> STATED GOAL
Collect the lines of the entries where "Congressional" shows up.

> DATA TO PROCESS

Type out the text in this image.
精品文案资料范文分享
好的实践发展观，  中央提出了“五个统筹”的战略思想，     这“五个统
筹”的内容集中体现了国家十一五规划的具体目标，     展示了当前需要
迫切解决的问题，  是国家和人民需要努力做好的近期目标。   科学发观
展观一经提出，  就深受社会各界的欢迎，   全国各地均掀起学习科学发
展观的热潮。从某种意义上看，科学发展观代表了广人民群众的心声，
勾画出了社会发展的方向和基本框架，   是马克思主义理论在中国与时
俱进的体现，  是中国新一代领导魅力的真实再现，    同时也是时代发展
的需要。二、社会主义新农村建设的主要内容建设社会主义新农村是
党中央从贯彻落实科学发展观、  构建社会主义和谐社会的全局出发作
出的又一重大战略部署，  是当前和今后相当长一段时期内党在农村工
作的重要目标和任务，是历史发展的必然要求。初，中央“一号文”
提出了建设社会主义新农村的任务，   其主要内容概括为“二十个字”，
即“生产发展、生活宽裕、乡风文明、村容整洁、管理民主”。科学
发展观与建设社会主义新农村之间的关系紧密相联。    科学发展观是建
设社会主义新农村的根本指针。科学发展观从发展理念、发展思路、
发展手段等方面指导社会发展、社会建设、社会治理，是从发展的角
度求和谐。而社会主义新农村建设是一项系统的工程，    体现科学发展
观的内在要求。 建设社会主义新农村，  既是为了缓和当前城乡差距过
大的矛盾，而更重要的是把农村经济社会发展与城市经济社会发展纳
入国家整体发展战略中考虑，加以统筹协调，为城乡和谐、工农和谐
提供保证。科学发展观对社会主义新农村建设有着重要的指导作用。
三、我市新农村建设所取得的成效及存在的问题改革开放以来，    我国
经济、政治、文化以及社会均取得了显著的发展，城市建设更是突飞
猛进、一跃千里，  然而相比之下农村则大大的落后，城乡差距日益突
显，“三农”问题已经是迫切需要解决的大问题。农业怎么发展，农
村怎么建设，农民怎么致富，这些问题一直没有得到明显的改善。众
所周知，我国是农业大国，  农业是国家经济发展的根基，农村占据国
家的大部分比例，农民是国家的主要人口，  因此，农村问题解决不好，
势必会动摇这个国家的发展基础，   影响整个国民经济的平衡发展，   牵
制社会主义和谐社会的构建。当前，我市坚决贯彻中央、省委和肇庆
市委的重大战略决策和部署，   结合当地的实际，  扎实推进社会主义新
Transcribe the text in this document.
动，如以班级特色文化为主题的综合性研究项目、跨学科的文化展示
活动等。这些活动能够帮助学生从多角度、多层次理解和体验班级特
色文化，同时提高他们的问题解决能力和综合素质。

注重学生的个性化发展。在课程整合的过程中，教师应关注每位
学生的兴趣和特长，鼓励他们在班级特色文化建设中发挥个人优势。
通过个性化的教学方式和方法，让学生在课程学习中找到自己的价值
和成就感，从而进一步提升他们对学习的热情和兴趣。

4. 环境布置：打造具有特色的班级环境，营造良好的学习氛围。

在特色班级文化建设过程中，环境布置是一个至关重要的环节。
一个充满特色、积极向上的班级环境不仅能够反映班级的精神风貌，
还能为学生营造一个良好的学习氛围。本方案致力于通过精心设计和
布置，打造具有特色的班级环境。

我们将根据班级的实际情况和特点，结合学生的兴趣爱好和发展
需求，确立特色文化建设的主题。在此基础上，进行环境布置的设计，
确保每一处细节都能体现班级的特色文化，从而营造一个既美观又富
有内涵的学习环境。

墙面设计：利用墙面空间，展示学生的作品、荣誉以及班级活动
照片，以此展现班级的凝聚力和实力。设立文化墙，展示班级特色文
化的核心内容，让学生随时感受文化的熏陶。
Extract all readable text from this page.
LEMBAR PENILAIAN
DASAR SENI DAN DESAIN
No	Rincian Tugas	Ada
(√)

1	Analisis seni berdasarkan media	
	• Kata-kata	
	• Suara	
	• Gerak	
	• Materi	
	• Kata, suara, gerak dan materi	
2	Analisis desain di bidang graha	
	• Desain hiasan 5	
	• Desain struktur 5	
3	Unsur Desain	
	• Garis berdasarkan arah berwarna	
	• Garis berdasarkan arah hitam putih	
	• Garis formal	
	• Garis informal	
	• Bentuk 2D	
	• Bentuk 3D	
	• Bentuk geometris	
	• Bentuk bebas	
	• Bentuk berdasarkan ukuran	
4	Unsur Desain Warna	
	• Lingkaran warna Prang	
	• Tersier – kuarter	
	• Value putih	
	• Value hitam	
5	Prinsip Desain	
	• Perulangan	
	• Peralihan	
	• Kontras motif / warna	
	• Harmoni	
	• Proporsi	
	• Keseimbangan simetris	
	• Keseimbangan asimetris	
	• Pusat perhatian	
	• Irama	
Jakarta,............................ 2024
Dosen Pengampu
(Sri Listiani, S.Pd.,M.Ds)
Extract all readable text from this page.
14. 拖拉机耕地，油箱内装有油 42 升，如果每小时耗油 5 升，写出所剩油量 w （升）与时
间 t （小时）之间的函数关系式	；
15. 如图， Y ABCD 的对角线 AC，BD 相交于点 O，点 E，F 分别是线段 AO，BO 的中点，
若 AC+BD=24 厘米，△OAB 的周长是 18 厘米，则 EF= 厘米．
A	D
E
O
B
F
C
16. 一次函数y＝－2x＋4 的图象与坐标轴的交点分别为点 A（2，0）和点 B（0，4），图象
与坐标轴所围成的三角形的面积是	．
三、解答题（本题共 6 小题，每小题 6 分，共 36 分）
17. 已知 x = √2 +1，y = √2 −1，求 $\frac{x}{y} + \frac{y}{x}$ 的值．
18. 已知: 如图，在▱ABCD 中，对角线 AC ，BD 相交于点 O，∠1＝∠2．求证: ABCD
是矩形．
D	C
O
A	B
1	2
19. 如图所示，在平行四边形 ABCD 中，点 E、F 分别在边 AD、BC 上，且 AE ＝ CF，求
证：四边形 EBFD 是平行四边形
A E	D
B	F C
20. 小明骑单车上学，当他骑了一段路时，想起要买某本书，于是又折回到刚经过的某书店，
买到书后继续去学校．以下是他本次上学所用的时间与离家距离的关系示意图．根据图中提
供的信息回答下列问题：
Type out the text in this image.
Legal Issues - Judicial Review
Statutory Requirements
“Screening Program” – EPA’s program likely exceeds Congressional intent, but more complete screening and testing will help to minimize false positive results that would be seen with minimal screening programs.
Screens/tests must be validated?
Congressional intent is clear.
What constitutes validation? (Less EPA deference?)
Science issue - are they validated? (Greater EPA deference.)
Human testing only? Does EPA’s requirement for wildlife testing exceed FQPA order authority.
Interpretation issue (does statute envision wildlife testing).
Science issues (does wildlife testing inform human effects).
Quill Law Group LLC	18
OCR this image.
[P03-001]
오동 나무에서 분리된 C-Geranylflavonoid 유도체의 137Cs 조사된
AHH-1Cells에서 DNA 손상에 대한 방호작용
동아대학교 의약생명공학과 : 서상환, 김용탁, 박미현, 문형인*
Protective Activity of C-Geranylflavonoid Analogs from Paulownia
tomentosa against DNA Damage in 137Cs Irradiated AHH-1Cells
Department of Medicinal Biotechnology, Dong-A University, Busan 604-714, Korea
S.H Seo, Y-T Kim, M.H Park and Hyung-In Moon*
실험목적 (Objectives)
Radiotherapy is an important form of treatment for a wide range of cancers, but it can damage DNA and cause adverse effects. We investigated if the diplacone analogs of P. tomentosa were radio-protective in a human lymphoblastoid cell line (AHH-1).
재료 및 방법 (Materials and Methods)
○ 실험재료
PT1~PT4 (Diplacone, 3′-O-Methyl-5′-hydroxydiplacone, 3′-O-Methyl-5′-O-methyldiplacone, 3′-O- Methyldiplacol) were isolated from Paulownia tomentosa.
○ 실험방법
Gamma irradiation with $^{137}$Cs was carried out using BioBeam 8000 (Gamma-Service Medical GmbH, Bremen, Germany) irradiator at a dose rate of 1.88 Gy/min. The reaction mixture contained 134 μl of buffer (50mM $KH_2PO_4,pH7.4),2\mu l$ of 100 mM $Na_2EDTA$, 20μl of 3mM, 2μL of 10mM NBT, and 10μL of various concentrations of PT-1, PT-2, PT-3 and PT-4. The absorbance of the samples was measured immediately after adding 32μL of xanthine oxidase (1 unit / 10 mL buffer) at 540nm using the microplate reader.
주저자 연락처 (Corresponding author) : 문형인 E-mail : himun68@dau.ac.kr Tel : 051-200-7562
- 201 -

> OUTPUT FOR THIS EXERCISE
“Screening Program” – EPA’s program likely exceeds Congressional intent, but more complete screening and testing will help to minimize false positive results that would be seen with minimal screening programs.
Congressional intent is clear.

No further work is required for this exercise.